__Exercise objective__: Gather up every line that includes the string "chevron".

Stored data entries
<<<<

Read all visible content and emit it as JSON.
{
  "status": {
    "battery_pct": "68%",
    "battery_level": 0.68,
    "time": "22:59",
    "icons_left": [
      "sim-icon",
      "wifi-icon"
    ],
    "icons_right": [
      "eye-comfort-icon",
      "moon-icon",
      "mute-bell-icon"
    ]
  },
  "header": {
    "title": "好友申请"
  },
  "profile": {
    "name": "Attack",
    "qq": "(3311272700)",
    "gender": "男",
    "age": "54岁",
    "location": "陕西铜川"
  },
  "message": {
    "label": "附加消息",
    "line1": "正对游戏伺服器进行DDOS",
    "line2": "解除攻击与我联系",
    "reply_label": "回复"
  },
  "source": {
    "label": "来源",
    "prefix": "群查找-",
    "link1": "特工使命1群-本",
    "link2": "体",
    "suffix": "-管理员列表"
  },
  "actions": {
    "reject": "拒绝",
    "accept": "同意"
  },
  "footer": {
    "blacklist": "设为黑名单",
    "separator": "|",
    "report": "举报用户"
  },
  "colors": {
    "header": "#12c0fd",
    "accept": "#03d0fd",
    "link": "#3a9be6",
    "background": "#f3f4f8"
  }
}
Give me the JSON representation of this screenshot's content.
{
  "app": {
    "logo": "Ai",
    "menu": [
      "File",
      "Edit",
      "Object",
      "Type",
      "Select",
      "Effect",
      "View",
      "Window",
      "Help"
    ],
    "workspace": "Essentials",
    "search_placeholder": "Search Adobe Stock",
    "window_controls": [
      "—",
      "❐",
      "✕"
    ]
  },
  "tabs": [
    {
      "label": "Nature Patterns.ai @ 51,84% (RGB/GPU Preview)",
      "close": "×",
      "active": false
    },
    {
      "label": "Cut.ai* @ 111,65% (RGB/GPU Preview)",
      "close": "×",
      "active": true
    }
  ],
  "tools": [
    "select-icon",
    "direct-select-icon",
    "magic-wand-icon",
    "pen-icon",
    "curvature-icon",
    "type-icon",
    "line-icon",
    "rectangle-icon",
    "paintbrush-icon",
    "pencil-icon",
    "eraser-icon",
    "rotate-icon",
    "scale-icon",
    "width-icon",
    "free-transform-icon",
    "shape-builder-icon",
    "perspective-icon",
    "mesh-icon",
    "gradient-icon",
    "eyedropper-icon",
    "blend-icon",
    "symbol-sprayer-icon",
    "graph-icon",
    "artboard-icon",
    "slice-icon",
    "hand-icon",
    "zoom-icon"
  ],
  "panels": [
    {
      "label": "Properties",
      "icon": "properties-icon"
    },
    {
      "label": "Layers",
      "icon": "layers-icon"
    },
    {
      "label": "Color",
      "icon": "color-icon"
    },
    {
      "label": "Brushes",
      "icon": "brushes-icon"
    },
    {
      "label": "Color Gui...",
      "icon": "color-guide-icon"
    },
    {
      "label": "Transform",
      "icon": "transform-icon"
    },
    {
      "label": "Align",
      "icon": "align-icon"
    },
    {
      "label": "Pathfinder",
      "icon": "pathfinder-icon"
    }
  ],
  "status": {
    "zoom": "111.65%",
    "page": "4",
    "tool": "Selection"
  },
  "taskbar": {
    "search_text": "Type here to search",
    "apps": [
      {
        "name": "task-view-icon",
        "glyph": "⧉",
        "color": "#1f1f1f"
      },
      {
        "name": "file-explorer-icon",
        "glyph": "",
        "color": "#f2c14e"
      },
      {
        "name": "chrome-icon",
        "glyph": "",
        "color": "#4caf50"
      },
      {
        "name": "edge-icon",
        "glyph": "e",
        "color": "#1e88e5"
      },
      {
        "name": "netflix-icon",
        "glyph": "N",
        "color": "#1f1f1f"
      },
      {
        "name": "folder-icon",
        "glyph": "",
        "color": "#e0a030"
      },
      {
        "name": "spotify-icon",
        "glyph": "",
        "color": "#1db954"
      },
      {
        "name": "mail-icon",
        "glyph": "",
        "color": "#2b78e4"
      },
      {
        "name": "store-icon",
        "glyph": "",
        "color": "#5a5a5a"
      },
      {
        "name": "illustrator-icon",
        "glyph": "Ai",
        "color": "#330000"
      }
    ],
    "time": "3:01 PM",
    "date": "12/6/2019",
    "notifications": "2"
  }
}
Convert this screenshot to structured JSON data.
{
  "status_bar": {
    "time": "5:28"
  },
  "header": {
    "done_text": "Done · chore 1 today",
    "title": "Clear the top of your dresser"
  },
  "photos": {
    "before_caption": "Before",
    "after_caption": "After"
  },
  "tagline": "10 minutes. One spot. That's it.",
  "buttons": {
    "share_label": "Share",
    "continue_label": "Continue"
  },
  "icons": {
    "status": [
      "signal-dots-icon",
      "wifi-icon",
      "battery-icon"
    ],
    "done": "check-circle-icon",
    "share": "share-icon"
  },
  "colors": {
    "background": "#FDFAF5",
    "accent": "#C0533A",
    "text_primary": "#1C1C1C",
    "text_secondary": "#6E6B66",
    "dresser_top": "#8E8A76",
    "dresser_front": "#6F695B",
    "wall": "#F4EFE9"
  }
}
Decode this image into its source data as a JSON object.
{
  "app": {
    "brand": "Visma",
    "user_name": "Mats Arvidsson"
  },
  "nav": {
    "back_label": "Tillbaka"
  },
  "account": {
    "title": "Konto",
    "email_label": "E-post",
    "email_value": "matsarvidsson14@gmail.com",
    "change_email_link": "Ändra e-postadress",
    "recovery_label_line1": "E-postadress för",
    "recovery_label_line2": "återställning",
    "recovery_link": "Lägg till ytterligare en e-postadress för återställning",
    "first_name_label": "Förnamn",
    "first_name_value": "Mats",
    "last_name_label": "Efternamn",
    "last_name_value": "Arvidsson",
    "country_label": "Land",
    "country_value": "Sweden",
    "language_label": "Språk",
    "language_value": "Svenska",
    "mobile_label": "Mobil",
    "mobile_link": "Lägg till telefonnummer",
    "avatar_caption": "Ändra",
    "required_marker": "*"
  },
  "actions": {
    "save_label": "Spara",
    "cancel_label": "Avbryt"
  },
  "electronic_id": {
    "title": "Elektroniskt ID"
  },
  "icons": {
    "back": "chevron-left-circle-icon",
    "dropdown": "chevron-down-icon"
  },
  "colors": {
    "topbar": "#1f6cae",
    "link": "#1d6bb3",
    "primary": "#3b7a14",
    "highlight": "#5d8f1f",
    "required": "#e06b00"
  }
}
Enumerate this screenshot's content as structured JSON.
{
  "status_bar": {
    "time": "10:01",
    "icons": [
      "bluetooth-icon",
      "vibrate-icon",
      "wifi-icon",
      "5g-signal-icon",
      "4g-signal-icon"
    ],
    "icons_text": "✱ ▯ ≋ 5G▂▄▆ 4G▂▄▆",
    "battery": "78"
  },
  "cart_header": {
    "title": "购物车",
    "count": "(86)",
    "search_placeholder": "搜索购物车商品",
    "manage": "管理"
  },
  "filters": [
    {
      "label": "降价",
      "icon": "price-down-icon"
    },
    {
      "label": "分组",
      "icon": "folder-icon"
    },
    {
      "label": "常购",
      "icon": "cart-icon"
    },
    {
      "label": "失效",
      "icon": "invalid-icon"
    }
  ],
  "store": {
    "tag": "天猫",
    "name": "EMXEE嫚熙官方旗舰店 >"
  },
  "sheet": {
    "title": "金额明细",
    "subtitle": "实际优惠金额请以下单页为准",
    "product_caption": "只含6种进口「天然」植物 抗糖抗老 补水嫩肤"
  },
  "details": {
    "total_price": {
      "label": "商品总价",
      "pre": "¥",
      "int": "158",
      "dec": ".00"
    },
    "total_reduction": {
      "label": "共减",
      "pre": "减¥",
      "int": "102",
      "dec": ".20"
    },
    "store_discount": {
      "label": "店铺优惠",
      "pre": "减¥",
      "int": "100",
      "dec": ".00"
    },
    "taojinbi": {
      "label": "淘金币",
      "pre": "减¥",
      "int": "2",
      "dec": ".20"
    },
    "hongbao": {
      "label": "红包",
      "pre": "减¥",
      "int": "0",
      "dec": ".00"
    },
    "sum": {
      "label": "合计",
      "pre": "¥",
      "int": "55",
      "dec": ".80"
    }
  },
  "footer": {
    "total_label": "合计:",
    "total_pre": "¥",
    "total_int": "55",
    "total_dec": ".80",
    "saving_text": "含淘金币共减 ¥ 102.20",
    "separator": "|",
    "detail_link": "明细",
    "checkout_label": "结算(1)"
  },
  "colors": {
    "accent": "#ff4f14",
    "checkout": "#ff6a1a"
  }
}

>>>>

__Task response__:
    "back": "chevron-left-circle-icon",
    "dropdown": "chevron-down-icon"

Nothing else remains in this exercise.